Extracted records
==========
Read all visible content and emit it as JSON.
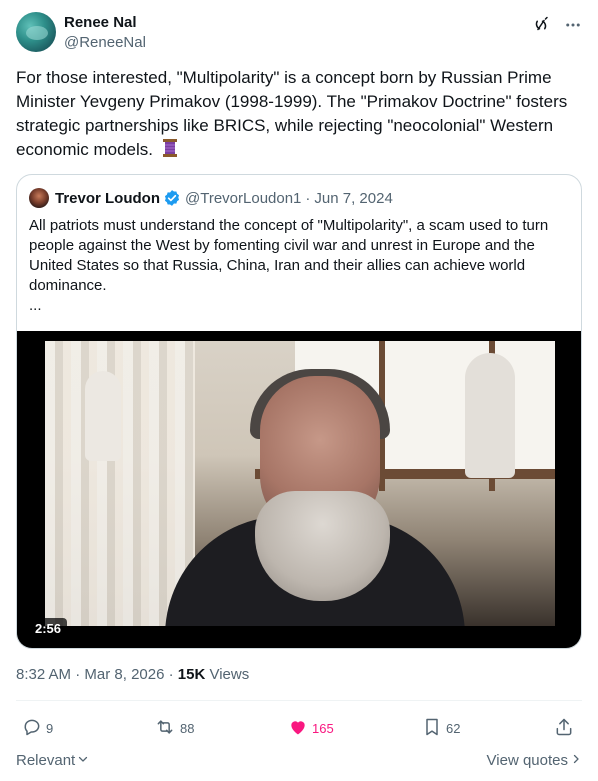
{
  "author": {
    "name": "Renee Nal",
    "handle": "@ReneeNal"
  },
  "post": {
    "text": "For those interested, \"Multipolarity\" is a concept born by Russian Prime Minister Yevgeny Primakov (1998-1999). The \"Primakov Doctrine\" fosters strategic partnerships like BRICS, while rejecting \"neocolonial\" Western economic models.",
    "emoji_icon": "thread-spool-icon"
  },
  "quote": {
    "name": "Trevor Loudon",
    "handle": "@TrevorLoudon1",
    "date_sep": "·",
    "date": "Jun 7, 2024",
    "text": "All patriots must understand the concept of \"Multipolarity\", a scam used to turn people against the West by fomenting civil war and unrest in Europe and the United States so that Russia, China, Iran and their allies can achieve world dominance.",
    "more": "...",
    "video_duration": "2:56"
  },
  "meta": {
    "time": "8:32 AM",
    "sep1": "·",
    "date": "Mar 8, 2026",
    "sep2": "·",
    "views_count": "15K",
    "views_label": "Views"
  },
  "actions": {
    "replies": "9",
    "reposts": "88",
    "likes": "165",
    "bookmarks": "62"
  },
  "footer": {
    "sort_label": "Relevant",
    "view_quotes_label": "View quotes"
  },
  "colors": {
    "like_active": "#f91880",
    "secondary_text": "#536471",
    "verified": "#1d9bf0"
  }
}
==========
Exercise aim
Copy out the records above in full, exactly as written, but not the pictures.

Final answer
Read all visible content and emit it as JSON.
{
  "author": {
    "name": "Renee Nal",
    "handle": "@ReneeNal"
  },
  "post": {
    "text": "For those interested, \"Multipolarity\" is a concept born by Russian Prime Minister Yevgeny Primakov (1998-1999). The \"Primakov Doctrine\" fosters strategic partnerships like BRICS, while rejecting \"neocolonial\" Western economic models.",
    "emoji_icon": "thread-spool-icon"
  },
  "quote": {
    "name": "Trevor Loudon",
    "handle": "@TrevorLoudon1",
    "date_sep": "·",
    "date": "Jun 7, 2024",
    "text": "All patriots must understand the concept of \"Multipolarity\", a scam used to turn people against the West by fomenting civil war and unrest in Europe and the United States so that Russia, China, Iran and their allies can achieve world dominance.",
    "more": "...",
    "video_duration": "2:56"
  },
  "meta": {
    "time": "8:32 AM",
    "sep1": "·",
    "date": "Mar 8, 2026",
    "sep2": "·",
    "views_count": "15K",
    "views_label": "Views"
  },
  "actions": {
    "replies": "9",
    "reposts": "88",
    "likes": "165",
    "bookmarks": "62"
  },
  "footer": {
    "sort_label": "Relevant",
    "view_quotes_label": "View quotes"
  },
  "colors": {
    "like_active": "#f91880",
    "secondary_text": "#536471",
    "verified": "#1d9bf0"
  }
}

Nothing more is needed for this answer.